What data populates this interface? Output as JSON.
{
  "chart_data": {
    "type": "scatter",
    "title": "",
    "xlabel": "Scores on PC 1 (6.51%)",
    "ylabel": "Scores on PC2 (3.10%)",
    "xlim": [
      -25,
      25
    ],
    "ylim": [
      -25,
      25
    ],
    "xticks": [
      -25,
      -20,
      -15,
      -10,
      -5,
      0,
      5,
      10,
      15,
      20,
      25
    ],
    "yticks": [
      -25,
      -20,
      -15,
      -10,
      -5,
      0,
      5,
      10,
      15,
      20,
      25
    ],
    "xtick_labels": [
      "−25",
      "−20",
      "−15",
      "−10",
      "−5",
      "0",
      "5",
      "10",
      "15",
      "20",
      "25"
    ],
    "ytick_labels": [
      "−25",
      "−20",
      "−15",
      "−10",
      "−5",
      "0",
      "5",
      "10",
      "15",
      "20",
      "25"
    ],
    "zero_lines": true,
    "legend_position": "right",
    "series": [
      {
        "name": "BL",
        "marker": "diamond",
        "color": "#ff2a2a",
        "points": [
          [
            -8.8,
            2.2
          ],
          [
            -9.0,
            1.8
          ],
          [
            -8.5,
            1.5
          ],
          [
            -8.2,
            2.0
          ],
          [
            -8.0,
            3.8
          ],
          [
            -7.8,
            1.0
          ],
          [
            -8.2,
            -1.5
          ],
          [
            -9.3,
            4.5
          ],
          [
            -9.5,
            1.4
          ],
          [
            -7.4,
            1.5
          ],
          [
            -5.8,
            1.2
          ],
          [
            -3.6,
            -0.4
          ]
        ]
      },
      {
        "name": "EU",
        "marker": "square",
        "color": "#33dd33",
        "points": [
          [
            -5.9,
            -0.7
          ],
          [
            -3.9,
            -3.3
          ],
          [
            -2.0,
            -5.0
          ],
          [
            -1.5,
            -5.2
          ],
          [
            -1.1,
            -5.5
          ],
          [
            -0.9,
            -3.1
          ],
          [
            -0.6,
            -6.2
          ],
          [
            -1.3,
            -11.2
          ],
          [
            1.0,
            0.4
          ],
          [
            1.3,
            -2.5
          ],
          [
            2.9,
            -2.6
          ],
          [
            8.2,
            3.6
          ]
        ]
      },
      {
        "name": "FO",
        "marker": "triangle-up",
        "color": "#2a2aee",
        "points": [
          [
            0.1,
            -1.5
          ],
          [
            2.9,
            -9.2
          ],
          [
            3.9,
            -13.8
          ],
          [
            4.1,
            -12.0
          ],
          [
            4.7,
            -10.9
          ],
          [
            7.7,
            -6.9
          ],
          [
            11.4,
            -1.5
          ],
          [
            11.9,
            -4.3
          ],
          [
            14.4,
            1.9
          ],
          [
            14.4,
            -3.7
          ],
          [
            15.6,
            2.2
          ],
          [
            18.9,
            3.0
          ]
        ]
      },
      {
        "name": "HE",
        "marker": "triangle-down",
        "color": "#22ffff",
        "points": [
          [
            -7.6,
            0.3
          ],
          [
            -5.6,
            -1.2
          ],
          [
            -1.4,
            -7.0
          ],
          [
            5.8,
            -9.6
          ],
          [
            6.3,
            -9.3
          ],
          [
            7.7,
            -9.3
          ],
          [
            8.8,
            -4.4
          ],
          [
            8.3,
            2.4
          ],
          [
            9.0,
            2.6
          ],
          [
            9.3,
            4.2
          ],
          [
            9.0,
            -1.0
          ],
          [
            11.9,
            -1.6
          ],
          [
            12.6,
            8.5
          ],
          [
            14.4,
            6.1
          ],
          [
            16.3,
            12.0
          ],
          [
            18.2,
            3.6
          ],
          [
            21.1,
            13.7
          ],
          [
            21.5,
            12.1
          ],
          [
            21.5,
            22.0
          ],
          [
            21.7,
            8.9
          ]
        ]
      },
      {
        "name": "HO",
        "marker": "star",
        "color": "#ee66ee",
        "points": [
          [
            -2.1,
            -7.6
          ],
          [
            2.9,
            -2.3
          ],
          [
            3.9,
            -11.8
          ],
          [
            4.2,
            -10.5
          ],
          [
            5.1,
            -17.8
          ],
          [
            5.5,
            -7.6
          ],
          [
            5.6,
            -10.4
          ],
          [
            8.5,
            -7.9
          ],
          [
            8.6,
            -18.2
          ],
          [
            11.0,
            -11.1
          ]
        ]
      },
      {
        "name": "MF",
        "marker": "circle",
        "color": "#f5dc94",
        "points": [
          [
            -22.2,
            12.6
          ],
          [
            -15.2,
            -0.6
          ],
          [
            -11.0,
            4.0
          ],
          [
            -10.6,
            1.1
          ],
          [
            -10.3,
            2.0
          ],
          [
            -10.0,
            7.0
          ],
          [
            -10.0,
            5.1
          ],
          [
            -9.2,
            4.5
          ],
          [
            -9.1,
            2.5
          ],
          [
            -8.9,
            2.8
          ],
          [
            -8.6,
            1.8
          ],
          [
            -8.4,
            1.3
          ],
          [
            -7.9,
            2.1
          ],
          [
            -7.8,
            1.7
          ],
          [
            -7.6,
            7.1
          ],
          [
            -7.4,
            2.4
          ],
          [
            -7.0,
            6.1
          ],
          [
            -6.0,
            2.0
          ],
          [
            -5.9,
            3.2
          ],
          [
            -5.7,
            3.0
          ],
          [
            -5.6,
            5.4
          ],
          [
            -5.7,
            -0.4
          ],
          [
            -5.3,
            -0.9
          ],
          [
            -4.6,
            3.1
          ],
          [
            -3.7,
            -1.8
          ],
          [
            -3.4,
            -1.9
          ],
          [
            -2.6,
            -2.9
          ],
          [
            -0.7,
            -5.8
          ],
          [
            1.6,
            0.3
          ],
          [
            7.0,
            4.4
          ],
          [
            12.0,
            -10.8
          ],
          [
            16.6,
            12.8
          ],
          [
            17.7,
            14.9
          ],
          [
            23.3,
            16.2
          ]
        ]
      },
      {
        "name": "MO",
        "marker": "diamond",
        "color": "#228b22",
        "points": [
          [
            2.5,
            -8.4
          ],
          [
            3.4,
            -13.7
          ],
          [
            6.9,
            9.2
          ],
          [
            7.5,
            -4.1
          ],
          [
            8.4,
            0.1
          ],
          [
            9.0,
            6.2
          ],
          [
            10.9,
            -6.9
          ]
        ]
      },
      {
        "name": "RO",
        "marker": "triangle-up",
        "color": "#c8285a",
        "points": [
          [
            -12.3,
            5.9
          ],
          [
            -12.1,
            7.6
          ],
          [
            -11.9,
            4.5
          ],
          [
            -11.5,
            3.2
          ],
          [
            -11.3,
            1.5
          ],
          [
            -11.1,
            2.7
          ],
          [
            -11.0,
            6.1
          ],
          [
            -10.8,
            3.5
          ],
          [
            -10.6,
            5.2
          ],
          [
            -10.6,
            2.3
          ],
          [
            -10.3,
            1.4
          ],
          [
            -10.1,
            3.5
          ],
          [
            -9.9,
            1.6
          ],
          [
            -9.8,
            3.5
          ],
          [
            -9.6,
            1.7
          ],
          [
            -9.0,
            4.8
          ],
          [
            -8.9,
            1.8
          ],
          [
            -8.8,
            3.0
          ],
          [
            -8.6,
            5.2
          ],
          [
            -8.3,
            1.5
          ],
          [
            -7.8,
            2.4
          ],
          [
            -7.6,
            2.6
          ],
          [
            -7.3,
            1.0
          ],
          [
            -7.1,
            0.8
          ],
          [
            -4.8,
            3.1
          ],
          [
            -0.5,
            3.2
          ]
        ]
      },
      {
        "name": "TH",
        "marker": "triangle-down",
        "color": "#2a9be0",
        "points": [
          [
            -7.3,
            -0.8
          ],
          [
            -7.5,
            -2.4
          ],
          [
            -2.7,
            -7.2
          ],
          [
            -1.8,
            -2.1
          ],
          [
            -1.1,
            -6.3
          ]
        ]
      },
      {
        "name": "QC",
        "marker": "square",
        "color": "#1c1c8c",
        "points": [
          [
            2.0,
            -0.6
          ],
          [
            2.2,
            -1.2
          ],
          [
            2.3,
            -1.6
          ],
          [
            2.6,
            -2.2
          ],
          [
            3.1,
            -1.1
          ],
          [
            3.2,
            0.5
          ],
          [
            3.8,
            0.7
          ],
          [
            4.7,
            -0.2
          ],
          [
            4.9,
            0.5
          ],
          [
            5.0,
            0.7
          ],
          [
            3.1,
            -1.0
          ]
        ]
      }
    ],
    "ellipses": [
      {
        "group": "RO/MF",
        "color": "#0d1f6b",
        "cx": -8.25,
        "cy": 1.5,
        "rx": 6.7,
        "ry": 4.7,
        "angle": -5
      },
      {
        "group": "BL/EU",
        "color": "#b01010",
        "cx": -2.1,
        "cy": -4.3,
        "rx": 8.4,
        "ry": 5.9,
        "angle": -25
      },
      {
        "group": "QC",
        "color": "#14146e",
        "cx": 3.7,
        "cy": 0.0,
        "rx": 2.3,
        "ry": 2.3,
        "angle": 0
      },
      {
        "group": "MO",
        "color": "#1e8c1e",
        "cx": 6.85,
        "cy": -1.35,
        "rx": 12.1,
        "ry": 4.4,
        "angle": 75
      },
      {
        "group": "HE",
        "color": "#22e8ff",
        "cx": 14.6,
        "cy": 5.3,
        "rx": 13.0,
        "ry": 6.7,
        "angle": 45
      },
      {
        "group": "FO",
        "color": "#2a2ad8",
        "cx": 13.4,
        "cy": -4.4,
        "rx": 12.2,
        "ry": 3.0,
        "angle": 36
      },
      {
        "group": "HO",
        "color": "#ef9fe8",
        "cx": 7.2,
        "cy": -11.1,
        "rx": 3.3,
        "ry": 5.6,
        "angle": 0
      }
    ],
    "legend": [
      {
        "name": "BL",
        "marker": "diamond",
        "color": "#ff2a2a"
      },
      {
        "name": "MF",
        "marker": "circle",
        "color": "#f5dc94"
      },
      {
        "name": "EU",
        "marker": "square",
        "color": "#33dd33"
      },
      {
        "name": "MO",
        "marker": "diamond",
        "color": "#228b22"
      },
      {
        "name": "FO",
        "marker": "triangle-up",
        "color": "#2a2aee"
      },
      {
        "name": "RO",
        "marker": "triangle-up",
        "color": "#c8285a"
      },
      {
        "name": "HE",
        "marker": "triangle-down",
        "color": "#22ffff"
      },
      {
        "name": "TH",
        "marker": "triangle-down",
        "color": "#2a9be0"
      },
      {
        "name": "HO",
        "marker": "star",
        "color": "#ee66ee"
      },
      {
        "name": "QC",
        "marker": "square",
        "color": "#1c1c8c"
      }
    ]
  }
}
• • • • • • •
* TASK DIRECTIONS: Count how many lines of the data include the word "Scores". Your reply should be that number alone.

* SOLUTION FOR THIS EXERCISE: 2